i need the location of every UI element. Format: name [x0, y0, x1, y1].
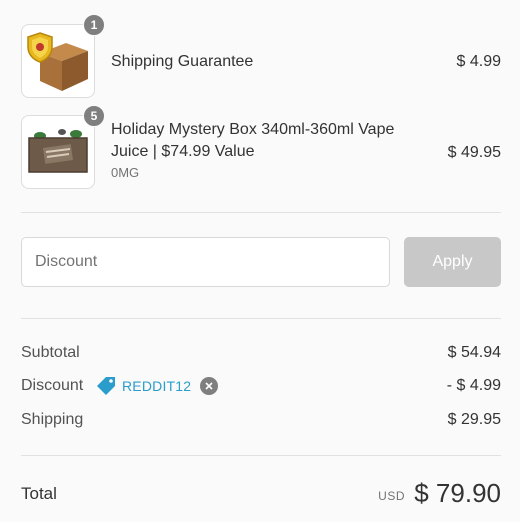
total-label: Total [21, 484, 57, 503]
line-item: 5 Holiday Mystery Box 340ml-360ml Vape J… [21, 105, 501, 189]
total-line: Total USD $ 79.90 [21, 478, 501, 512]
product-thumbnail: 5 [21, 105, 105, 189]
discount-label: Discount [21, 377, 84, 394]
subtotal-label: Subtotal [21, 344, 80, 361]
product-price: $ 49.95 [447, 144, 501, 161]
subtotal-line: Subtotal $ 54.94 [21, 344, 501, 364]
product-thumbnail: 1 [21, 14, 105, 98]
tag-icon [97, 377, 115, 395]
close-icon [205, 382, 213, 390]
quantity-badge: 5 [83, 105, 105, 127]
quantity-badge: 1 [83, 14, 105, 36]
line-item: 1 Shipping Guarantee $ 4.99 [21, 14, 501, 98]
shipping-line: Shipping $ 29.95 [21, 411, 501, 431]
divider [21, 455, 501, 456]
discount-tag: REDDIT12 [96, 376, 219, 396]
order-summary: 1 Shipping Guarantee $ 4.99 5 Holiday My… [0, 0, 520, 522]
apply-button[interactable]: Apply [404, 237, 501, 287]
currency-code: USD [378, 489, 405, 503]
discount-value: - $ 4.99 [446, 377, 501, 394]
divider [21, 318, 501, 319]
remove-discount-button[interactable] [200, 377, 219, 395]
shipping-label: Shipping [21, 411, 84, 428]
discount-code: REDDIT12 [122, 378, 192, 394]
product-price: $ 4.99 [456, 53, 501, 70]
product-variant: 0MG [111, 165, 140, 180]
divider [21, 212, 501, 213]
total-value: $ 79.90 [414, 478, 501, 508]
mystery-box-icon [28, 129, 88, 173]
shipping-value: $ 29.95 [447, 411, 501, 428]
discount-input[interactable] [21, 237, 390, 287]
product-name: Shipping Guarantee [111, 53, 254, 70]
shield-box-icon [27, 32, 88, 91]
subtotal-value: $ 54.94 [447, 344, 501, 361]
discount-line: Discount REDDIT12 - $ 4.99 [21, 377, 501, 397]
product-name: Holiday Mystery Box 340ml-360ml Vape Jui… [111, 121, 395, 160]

_ _ _ _

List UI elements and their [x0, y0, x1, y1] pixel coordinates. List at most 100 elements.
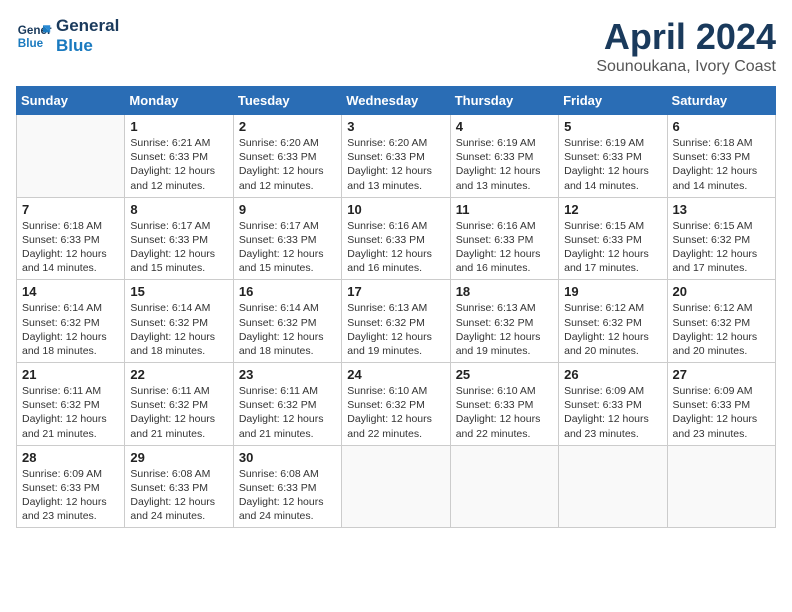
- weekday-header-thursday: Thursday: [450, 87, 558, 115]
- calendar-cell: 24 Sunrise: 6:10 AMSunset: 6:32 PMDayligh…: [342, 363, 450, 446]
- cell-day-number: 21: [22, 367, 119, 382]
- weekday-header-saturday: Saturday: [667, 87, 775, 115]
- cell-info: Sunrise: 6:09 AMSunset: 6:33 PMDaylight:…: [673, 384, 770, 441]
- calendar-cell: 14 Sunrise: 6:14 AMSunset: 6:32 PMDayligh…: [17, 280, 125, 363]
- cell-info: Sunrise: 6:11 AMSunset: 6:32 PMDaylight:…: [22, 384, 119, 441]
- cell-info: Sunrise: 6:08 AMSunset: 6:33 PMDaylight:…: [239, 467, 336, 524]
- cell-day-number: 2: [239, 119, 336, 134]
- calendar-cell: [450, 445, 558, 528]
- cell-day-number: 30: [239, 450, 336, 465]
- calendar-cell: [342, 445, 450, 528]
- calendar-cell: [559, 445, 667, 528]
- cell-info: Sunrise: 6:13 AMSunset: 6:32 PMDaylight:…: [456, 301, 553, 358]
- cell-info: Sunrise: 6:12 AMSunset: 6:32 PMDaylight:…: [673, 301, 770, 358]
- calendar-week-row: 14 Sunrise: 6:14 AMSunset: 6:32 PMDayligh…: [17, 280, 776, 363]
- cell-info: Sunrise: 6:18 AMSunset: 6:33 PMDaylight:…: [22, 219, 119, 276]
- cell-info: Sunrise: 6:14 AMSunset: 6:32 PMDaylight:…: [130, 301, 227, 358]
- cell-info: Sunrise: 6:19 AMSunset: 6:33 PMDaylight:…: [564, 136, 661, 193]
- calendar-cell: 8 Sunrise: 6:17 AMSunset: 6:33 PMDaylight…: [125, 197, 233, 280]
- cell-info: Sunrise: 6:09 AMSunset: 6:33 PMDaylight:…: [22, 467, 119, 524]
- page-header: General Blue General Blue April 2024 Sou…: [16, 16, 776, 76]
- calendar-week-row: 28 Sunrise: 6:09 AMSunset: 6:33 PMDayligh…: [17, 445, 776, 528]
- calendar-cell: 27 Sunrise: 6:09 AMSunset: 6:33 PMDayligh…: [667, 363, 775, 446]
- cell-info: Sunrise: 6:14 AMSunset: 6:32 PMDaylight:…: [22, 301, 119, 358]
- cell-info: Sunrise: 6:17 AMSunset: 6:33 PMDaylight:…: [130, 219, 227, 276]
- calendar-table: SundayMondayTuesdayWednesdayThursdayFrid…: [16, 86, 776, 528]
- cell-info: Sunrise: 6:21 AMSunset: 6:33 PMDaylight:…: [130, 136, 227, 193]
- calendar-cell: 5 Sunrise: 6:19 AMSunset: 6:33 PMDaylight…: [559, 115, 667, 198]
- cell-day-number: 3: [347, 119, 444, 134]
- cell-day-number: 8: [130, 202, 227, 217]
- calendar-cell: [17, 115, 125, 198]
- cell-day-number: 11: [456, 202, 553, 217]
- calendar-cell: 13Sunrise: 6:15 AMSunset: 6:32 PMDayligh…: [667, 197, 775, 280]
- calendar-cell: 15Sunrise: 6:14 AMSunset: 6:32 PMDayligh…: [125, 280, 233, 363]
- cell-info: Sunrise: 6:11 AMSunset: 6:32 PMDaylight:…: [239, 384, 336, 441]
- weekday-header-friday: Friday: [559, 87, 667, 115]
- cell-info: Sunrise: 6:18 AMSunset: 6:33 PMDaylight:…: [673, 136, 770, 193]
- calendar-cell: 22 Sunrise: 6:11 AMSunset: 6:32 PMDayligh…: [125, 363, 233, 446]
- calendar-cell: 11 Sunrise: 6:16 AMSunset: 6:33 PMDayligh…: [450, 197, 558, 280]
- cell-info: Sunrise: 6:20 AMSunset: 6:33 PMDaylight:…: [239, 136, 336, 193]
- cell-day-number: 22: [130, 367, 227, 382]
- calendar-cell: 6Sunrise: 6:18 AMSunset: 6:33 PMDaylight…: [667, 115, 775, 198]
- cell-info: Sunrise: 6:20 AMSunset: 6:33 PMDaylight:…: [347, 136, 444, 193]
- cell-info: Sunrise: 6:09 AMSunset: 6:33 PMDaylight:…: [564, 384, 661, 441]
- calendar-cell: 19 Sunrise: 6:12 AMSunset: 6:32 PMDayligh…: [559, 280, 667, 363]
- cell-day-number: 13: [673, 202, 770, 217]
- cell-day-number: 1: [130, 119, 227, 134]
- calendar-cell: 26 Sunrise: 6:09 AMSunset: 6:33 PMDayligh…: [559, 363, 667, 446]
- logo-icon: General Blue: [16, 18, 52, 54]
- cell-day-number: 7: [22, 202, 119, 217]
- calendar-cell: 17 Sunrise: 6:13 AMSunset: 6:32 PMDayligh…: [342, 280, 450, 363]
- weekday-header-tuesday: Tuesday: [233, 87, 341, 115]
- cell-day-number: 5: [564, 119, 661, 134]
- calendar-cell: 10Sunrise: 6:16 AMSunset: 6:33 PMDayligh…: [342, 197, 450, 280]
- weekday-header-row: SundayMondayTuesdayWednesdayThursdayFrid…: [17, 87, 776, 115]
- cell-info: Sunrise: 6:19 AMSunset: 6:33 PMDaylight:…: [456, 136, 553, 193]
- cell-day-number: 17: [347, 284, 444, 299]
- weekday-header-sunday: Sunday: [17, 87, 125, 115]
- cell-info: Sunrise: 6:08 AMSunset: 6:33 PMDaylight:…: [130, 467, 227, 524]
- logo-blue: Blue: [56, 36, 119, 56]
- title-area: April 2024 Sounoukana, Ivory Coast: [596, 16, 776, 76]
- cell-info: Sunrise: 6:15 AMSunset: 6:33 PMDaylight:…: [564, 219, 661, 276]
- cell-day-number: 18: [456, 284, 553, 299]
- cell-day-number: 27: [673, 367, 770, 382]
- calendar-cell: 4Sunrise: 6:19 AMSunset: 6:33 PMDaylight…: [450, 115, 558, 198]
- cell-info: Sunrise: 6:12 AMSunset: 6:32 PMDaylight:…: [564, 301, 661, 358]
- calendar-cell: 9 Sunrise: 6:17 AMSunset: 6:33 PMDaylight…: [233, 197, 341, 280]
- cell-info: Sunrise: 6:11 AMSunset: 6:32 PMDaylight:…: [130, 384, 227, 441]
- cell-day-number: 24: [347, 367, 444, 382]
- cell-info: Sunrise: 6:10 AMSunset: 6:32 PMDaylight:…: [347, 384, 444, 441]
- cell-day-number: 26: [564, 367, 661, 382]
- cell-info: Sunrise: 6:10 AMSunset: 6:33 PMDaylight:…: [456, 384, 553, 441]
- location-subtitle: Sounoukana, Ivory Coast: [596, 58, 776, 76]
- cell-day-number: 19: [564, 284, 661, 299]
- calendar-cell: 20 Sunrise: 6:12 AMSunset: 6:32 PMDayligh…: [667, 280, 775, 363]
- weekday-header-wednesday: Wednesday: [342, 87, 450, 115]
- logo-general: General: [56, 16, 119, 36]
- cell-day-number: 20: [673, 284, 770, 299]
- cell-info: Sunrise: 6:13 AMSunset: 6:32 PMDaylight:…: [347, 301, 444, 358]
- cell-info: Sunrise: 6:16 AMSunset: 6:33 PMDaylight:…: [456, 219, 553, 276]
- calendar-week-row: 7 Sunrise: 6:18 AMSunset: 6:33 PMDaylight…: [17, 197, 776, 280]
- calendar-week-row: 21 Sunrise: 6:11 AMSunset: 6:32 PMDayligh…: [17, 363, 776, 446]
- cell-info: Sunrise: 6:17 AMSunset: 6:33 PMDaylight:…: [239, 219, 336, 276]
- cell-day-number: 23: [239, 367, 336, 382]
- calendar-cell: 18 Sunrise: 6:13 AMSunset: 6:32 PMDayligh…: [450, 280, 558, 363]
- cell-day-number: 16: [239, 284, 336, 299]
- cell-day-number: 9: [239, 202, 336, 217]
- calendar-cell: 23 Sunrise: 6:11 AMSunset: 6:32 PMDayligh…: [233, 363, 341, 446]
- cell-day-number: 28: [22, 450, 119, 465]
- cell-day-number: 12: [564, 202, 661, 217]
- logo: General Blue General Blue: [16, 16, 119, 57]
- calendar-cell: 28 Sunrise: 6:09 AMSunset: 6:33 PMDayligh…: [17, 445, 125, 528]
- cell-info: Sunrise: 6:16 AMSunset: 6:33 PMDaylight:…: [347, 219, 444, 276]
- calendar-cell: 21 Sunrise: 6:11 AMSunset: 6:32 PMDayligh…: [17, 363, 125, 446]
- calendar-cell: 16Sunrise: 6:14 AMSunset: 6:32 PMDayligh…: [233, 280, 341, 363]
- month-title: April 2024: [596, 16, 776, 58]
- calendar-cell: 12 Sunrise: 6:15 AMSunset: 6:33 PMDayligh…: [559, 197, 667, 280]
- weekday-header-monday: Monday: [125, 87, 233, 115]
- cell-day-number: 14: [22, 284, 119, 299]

_ _ _ _

> CHALLENGE: Rename "Holiday Mystery Box" to "Winter Surprise Box" in the items starting with the line containing "total-label: Total [21, 484, 57, 503]" and going on through the line containing "subtotal-line: Subtotal $". Give only those lines, with nothing else changed.

> RESPONSE BELOW:
total-label: Total [21, 484, 57, 503]
line-item: 5 Winter Surprise Box 340ml-360ml Vape J… [21, 105, 501, 189]
total-line: Total USD $ 79.90 [21, 478, 501, 512]
product-thumbnail: 5 [21, 105, 105, 189]
discount-label: Discount [21, 377, 84, 394]
subtotal-label: Subtotal [21, 344, 80, 361]
product-price: $ 49.95 [447, 144, 501, 161]
subtotal-line: Subtotal $ 54.94 [21, 344, 501, 364]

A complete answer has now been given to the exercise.